● **Description of the task**:
In the entries that follow, find the word "كانت" and report each line it is on.

══ Material supplied ══

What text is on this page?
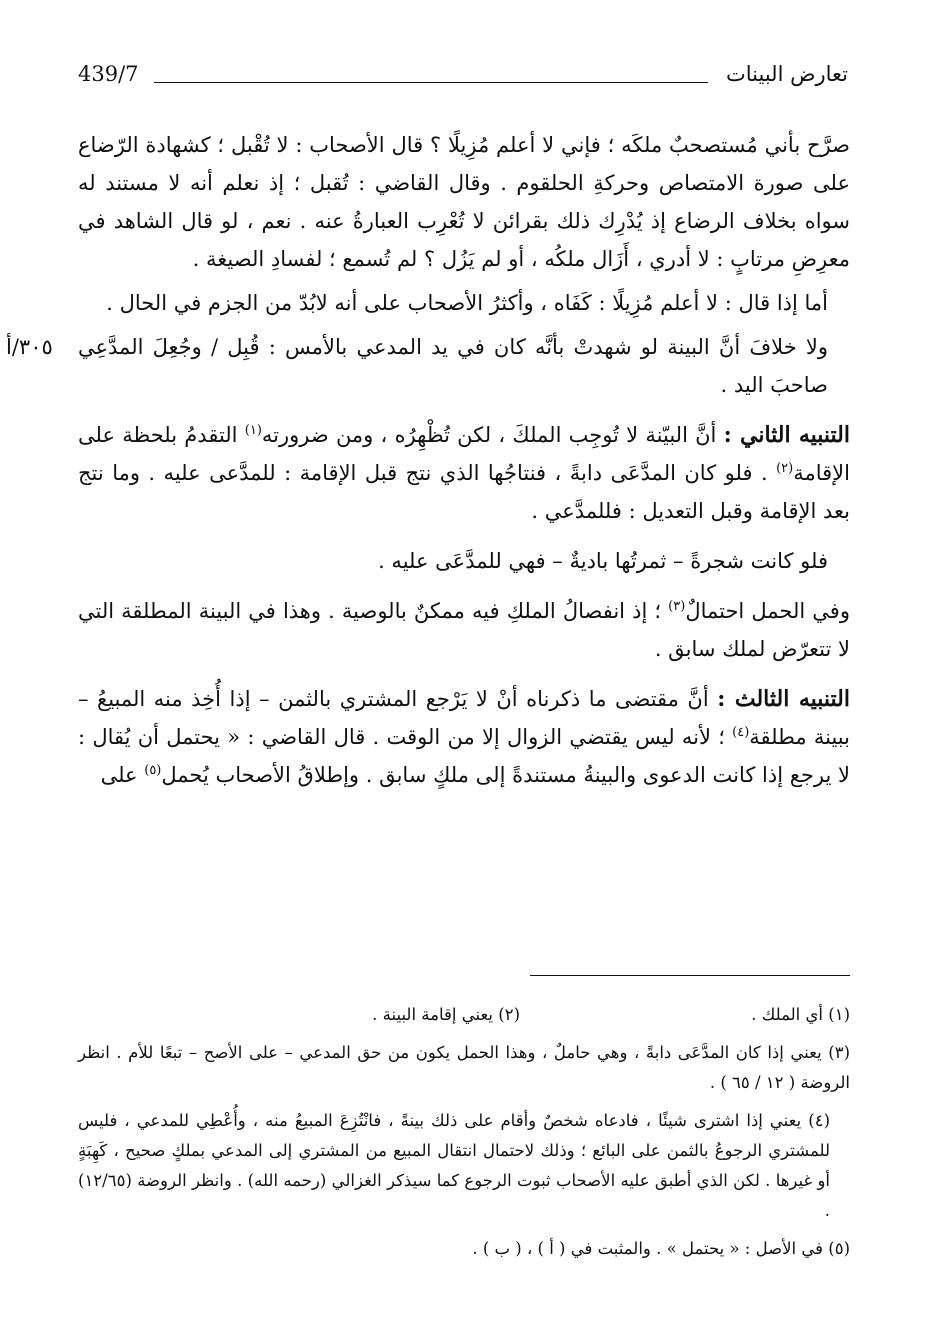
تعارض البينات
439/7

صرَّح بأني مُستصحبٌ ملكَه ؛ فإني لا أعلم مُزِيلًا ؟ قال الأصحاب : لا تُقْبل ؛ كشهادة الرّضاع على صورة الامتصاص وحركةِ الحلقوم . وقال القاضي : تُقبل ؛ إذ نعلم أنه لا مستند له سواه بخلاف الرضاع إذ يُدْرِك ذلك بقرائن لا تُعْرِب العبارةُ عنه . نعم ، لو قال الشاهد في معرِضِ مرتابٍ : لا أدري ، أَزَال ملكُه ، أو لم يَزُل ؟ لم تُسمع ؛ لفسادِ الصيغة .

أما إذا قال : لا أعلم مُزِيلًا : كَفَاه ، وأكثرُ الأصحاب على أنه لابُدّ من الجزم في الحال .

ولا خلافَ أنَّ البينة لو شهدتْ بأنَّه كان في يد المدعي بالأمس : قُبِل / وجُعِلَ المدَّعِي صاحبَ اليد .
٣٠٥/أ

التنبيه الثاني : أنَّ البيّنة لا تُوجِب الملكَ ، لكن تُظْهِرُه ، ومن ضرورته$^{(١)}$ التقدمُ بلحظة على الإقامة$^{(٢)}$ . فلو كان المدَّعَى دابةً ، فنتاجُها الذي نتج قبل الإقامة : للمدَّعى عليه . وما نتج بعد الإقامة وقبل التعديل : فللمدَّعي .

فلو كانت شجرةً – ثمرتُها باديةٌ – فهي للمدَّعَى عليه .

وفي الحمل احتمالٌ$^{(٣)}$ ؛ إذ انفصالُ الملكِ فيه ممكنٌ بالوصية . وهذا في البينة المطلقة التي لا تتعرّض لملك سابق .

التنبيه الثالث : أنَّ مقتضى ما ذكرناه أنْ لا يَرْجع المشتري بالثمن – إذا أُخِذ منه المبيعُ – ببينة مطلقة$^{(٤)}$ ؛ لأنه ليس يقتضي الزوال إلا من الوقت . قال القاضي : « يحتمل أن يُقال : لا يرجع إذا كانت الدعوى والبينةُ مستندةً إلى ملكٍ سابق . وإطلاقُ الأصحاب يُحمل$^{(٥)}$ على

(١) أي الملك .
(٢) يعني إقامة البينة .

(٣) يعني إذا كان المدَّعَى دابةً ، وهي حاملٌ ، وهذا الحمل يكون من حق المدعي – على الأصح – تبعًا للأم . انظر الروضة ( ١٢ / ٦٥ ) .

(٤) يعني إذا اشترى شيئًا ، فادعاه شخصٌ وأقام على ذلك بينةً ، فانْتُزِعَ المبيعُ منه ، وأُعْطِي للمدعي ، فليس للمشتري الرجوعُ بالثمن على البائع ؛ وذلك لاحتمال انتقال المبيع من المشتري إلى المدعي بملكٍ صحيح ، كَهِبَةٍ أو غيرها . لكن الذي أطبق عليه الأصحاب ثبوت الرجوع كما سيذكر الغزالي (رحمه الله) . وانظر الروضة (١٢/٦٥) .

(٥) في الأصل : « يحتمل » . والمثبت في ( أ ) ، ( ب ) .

═══
══ Material supplied ══

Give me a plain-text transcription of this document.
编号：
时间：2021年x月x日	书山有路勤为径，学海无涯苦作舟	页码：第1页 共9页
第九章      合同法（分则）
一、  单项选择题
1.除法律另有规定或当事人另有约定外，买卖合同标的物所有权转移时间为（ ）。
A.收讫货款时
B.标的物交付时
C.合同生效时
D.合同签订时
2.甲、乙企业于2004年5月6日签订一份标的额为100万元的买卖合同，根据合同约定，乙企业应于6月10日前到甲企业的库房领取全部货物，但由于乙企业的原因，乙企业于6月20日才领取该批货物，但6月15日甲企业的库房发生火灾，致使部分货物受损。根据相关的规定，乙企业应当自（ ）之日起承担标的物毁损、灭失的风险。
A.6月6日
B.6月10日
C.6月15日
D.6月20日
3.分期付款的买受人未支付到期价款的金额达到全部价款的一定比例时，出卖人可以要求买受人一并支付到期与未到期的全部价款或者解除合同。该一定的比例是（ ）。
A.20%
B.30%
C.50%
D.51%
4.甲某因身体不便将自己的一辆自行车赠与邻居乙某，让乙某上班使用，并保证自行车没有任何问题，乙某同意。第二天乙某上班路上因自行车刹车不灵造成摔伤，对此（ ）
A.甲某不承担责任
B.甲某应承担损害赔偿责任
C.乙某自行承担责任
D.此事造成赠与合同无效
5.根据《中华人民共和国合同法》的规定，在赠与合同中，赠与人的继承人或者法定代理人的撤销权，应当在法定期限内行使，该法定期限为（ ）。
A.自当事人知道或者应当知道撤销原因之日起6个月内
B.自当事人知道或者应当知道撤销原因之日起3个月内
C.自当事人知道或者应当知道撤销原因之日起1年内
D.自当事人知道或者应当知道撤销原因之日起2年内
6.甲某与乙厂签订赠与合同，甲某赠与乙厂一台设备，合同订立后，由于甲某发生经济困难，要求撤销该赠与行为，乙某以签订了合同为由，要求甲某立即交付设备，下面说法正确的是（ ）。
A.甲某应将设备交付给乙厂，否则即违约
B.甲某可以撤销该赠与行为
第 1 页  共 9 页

═══

● **The answer**:
فلو كانت شجرةً – ثمرتُها باديةٌ – فهي للمدَّعَى عليه .
التنبيه الثالث : أنَّ مقتضى ما ذكرناه أنْ لا يَرْجع المشتري بالثمن – إذا أُخِذ منه المبيعُ – ببينة مطلقة$^{(٤)}$ ؛ لأنه ليس يقتضي الزوال إلا من الوقت . قال القاضي : « يحتمل أن يُقال : لا يرجع إذا كانت الدعوى والبينةُ مستندةً إلى ملكٍ سابق . وإطلاقُ الأصحاب يُحمل$^{(٥)}$ على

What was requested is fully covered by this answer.